** begin Items **

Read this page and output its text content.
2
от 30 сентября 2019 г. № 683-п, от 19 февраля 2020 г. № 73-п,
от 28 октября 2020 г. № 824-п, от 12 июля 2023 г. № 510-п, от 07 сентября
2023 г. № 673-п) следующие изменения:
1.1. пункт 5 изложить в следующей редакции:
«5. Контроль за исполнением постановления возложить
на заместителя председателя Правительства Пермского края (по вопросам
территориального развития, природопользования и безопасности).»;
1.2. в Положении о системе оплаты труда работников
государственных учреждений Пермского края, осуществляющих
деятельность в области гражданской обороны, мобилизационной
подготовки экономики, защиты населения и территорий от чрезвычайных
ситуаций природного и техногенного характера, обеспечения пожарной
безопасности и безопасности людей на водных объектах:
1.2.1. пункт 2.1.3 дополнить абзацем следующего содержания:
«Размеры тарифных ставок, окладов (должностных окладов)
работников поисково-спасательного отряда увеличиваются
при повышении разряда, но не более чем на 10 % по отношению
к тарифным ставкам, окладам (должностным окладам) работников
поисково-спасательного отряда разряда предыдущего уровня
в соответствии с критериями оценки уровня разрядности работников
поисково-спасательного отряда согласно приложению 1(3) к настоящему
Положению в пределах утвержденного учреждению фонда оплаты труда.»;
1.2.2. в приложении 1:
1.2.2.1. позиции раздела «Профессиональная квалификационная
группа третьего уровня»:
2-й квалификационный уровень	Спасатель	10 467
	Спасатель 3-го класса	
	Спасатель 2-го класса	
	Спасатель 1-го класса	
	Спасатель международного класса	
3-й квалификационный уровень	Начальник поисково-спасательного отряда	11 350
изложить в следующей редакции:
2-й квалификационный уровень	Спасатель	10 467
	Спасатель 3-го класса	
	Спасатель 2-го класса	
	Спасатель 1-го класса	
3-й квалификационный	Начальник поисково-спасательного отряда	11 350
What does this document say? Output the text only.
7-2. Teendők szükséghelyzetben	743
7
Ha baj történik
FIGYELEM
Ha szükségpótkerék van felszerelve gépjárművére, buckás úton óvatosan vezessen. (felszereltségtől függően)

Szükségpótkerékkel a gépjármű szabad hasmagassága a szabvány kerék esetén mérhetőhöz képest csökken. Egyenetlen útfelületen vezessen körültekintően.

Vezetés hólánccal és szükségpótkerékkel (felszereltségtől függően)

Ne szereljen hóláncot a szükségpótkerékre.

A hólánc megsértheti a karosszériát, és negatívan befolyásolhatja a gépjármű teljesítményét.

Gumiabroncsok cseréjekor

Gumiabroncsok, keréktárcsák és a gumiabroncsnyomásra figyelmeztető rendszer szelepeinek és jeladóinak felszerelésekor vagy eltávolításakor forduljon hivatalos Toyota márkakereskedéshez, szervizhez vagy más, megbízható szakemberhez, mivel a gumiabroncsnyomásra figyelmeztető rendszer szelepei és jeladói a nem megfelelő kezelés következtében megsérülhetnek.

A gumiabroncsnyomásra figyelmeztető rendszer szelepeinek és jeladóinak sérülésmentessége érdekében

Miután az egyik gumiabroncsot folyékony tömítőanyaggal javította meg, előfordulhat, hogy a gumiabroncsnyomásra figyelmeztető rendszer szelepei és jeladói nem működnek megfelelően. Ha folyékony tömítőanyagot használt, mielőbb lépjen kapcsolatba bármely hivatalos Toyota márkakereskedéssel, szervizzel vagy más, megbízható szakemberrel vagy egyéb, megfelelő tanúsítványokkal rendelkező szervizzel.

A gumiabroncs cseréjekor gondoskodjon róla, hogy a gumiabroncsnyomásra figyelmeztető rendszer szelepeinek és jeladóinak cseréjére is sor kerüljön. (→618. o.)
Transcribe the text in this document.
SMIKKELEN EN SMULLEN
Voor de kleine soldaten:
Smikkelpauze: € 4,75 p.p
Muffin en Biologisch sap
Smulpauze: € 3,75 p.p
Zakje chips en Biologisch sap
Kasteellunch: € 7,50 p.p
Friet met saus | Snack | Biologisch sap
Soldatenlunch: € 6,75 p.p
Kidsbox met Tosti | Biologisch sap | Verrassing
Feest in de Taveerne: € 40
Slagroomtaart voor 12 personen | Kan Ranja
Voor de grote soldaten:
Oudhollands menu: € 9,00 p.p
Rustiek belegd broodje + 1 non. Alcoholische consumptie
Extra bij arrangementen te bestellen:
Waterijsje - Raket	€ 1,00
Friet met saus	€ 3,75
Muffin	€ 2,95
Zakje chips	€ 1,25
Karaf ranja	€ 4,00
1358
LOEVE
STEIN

** end Items **

#### What you are asked to do:
List the lines of the records where "уровня" occurs.

#### Solution to this exercise:
поисково-спасательного отряда разряда предыдущего уровня
в соответствии с критериями оценки уровня разрядности работников
группа третьего уровня»:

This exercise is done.